__Extrait fourni__.
Jeunes et médias, une relation complexe
«Délinquance», «vols», «incivilités» sont des mots que l’on retrouve dans certains médias lorsqu’ils évoquent les jeunes de quartiers populaires. Mélina Petitjean, étudiante à l’Université Saint-Louis, revient sur la rencontre entre jeunes et journalistes organisée par Alter à la cité modèle.
Entre jeunes et médias, l’incompréhension règne. Les jeunes ont souvent l’impression qu’ils n’apparaissent pas beaucoup dans les médias. En 2015, une étude de l’Association des journalistes professionnels (AJP) a confirmé qu’il ne s’agissait pas que d’une impression.
Les jeunes entre 3 et 30 ans sont présents dans moins d’un quart des articles de presse analysés (24,07%) et, sans les sportifs, on tombe à 20%. Les 13 à 18 ans (68,06%) sont les plus nombreux à être connotés négativement dans les médias. Les jeunes sont peu nombreux à lire régulièrement la presse, et ceux qui le font se concentrent plutôt sur les faits divers.
Entre jeunes et médias, la relation est difficile. L’Agence Alter en a fait l’expérience lors d’un débat organisé à la cité modèle, dans le cadre de son projet BruXitizen. D’un côté, les journalistes, de l’autre, les jeunes de quartiers, bien décidés à faire entendre leur voix. Revendications, explications… les jeunes étaient en demande de réponses: «Pourquoi ne parle-t-on pas de ‘nous’?», «Pourquoi ‘jeunes de cité’ est-il forcément associé à délinquance?»
Les médias, c’est quoi?
Comme l’a souligné Zoé, chargée de communication de City-Zen asbl, une association créée par des jeunes de la cité modèle, il ne faut pas oublier que les médias sont une entreprise marchande, à but lucratif. Et pas de secret, les faits divers, ça marche!
«Personnellement, j’ai choisi de ne plus faire attention à la presse quotidienne car celle-ci ne donne qu’un angle, affirme Zoé. Ce qui est difficile, c’est que tout le monde ne possède pas les armes pour interpréter correctement tout ce qu’il se passe. Peut-être faudrait-il des cours d’éducation civique en secondaire… Cependant, je soutiens les jeunes avec lesquels je travaille, qui ne comprennent pas pourquoi, dans les médias, leurs erreurs surpassent leurs progrès. Je tente de leur expliquer.»
Ces jeunes ressentent un sentiment d’injustice. Pour Julien Crépin, responsable environnement à la DH, «il n’y a pas de volonté de stigmatiser, même si je comprends que les jeunes peuvent le ressentir. Pour des raisons commerciales, on vend davantage le ‘négatif’, le sensationnel, mais on ne fait pas que ça! De plus, la situation du journaliste n’est pas évidente à l’heure actuelle, nous sommes constamment dans une course à l’info, ce qui perturbe parfois le ‘bon travail’.»
Et les jeunes?

__Entrées affichées__.
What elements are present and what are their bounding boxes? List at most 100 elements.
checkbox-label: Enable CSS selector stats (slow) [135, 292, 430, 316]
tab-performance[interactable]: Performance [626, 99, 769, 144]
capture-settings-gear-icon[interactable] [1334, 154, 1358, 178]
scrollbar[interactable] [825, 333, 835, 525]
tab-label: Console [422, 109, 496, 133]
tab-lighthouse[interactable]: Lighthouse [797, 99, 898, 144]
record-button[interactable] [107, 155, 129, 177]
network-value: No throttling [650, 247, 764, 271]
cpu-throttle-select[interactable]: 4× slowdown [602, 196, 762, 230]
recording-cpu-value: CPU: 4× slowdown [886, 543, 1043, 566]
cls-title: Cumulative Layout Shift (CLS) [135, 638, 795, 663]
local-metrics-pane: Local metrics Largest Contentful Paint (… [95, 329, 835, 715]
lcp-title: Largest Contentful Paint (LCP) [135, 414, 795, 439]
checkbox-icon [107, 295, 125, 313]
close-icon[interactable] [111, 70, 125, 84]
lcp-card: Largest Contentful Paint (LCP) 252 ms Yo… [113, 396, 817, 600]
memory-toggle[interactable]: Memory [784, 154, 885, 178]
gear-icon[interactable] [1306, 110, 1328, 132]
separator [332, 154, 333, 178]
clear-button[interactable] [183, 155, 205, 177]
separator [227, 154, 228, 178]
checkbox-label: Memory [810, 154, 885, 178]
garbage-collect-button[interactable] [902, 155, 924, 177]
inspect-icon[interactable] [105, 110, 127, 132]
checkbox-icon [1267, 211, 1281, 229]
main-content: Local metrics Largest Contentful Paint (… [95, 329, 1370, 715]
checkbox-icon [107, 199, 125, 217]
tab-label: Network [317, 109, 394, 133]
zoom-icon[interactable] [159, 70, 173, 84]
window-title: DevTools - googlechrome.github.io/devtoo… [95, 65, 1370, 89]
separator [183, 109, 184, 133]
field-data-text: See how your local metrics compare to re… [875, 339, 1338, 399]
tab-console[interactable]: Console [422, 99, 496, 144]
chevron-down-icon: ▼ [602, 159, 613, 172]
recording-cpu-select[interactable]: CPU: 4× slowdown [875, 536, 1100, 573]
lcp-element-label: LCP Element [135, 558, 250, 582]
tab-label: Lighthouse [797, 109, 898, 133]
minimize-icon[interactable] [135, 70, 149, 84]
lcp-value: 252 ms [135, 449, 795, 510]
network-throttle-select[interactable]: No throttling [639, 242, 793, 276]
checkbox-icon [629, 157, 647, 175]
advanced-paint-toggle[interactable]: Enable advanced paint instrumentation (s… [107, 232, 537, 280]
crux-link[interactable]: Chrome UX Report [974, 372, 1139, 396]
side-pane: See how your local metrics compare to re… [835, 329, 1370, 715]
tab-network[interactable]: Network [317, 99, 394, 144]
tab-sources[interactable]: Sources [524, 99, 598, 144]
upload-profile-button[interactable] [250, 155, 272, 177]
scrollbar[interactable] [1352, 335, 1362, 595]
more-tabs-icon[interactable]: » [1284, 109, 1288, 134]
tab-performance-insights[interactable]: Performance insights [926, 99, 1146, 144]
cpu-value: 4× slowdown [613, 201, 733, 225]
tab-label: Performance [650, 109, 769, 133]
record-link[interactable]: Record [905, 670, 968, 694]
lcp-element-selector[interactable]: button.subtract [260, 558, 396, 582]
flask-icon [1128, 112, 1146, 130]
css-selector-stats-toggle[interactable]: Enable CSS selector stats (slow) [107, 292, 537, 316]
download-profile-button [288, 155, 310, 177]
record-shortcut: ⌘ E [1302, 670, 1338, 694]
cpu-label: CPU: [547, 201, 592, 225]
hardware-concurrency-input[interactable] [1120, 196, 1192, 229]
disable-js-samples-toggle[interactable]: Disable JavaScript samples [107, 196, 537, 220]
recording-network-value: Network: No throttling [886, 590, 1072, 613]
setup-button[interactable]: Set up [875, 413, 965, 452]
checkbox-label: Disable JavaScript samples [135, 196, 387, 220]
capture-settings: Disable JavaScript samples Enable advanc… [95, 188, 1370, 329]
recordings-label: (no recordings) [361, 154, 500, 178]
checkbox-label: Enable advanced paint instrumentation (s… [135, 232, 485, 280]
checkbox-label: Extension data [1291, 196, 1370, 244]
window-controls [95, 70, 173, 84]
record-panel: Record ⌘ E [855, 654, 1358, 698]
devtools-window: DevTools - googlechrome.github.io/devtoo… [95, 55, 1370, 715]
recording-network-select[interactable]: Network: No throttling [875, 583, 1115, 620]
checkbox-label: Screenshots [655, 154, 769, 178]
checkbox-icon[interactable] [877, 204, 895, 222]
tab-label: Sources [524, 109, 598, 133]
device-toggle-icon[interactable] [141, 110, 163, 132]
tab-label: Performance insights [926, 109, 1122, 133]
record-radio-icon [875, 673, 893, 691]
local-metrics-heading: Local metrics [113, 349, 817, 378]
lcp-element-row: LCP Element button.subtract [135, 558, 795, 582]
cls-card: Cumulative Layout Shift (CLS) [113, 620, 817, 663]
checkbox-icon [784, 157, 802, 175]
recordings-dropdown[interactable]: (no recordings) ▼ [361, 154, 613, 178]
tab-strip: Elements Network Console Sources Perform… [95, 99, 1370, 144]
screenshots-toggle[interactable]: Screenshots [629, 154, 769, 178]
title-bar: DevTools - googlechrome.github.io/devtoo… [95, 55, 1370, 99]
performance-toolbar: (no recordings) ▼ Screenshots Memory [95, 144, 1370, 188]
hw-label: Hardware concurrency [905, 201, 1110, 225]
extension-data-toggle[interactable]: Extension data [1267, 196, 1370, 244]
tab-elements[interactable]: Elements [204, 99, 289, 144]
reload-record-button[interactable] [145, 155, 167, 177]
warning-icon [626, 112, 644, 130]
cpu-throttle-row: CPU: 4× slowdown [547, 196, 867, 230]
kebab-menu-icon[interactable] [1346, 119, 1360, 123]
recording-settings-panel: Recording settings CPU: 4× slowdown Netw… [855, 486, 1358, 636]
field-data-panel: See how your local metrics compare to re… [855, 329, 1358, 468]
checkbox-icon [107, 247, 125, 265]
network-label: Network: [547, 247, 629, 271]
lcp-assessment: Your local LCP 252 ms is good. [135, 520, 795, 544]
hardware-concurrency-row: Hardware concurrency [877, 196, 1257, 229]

__Tâches à réaliser__.
1 - Résumez l'article sur les jeunes et les médias en deux phrases.
2 - Transformez en liste JSON de chaînes les lignes des entrées, en commençant au début des entrées et en terminant à la ligne qui contient "tab-performance[interactable]: Performance [626, 99, 769, 144]", incluse. Mettez une chaîne par ligne et omettez les lignes vides.

__Réponses dans l'ordre__.
1 - Selon une étude de l'AJP parue en 2015, les jeunes de 3 à 30 ans figurent dans moins d'un quart des articles de presse analysés, et les 13 à 18 ans sont les plus nombreux à y être connotés négativement. Lors d'un débat organisé par l'Agence Alter à la cité modèle, des jeunes de quartiers ont interpellé des journalistes, et les intervenants ont rappelé que les médias sont des entreprises à but lucratif et que les journalistes sont pris dans une course à l'info.

2 -
[
  "What elements are present and what are their bounding boxes? List at most 100 elements.",
  "checkbox-label: Enable CSS selector stats (slow) [135, 292, 430, 316]",
  "tab-performance[interactable]: Performance [626, 99, 769, 144]"
]